>>>

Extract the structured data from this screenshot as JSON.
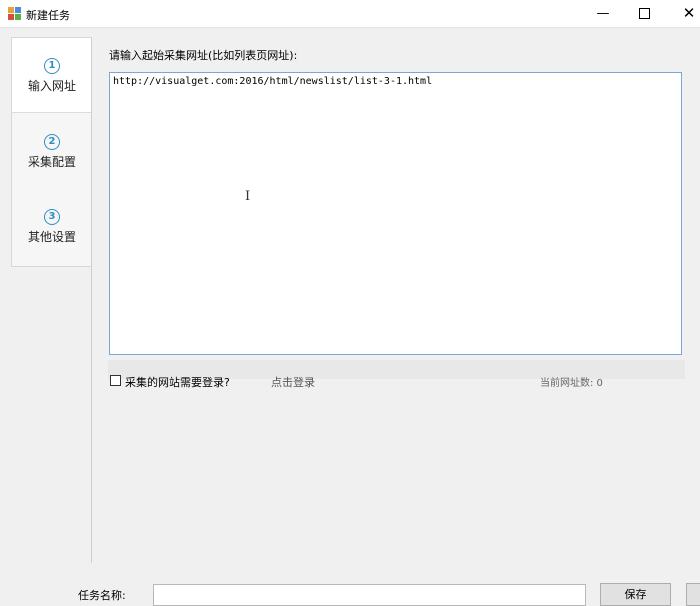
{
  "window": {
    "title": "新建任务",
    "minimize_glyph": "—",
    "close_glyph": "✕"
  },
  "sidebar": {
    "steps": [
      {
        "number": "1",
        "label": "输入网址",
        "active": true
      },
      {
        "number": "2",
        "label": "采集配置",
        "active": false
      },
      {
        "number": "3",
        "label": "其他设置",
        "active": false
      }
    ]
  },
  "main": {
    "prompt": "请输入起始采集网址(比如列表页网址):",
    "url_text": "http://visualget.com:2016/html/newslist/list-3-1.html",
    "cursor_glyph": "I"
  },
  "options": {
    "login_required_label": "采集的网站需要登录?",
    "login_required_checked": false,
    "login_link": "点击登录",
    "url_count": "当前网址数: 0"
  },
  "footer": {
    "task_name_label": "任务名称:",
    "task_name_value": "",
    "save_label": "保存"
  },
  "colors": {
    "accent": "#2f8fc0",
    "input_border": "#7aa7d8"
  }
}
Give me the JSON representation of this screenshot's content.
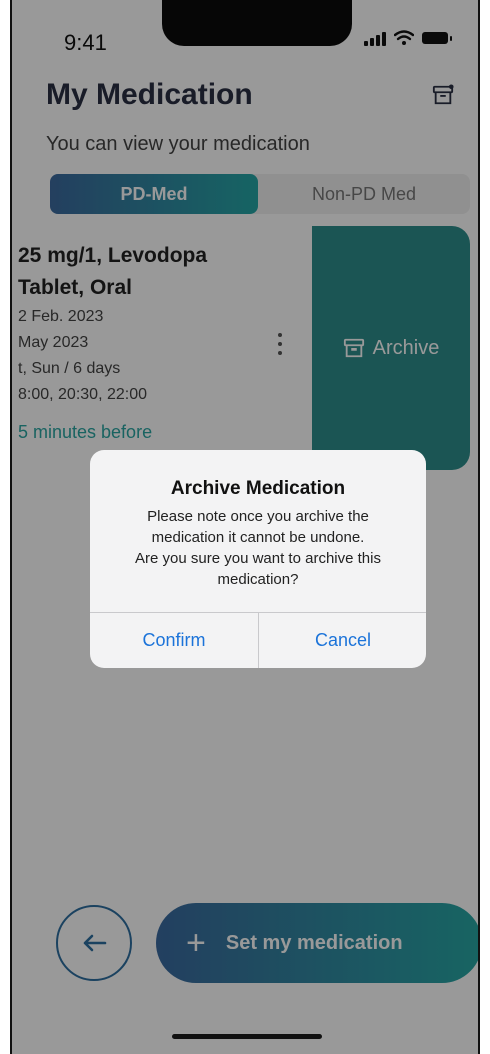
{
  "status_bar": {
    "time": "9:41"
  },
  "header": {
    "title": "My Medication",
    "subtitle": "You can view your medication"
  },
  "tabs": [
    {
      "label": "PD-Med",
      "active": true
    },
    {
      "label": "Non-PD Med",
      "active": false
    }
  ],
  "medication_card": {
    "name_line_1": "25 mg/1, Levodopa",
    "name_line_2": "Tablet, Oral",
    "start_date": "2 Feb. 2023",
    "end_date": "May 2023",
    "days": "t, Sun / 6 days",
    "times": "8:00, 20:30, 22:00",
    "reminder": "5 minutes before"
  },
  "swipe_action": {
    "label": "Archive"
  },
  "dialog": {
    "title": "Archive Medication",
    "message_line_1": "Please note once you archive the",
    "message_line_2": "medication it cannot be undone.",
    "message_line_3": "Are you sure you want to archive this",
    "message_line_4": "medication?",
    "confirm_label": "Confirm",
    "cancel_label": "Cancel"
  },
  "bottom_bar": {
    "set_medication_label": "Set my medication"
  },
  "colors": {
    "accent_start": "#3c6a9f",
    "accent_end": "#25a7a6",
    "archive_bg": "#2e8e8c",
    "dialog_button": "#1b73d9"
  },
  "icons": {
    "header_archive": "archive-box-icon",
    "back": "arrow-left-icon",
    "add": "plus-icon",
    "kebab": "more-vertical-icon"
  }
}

<<<

_What is required_
Reproduce the listing exactly. Leave its pictures out.

_Answer to this exercise_
Extract the structured data from this screenshot as JSON.
{
  "window": {
    "title": "新建任务",
    "minimize_glyph": "—",
    "close_glyph": "✕"
  },
  "sidebar": {
    "steps": [
      {
        "number": "1",
        "label": "输入网址",
        "active": true
      },
      {
        "number": "2",
        "label": "采集配置",
        "active": false
      },
      {
        "number": "3",
        "label": "其他设置",
        "active": false
      }
    ]
  },
  "main": {
    "prompt": "请输入起始采集网址(比如列表页网址):",
    "url_text": "http://visualget.com:2016/html/newslist/list-3-1.html",
    "cursor_glyph": "I"
  },
  "options": {
    "login_required_label": "采集的网站需要登录?",
    "login_required_checked": false,
    "login_link": "点击登录",
    "url_count": "当前网址数: 0"
  },
  "footer": {
    "task_name_label": "任务名称:",
    "task_name_value": "",
    "save_label": "保存"
  },
  "colors": {
    "accent": "#2f8fc0",
    "input_border": "#7aa7d8"
  }
}
Give me the JSON representation of this screenshot's content.
{
  "status_bar": {
    "time": "9:41"
  },
  "header": {
    "title": "My Medication",
    "subtitle": "You can view your medication"
  },
  "tabs": [
    {
      "label": "PD-Med",
      "active": true
    },
    {
      "label": "Non-PD Med",
      "active": false
    }
  ],
  "medication_card": {
    "name_line_1": "25 mg/1, Levodopa",
    "name_line_2": "Tablet, Oral",
    "start_date": "2 Feb. 2023",
    "end_date": "May 2023",
    "days": "t, Sun / 6 days",
    "times": "8:00, 20:30, 22:00",
    "reminder": "5 minutes before"
  },
  "swipe_action": {
    "label": "Archive"
  },
  "dialog": {
    "title": "Archive Medication",
    "message_line_1": "Please note once you archive the",
    "message_line_2": "medication it cannot be undone.",
    "message_line_3": "Are you sure you want to archive this",
    "message_line_4": "medication?",
    "confirm_label": "Confirm",
    "cancel_label": "Cancel"
  },
  "bottom_bar": {
    "set_medication_label": "Set my medication"
  },
  "colors": {
    "accent_start": "#3c6a9f",
    "accent_end": "#25a7a6",
    "archive_bg": "#2e8e8c",
    "dialog_button": "#1b73d9"
  },
  "icons": {
    "header_archive": "archive-box-icon",
    "back": "arrow-left-icon",
    "add": "plus-icon",
    "kebab": "more-vertical-icon"
  }
}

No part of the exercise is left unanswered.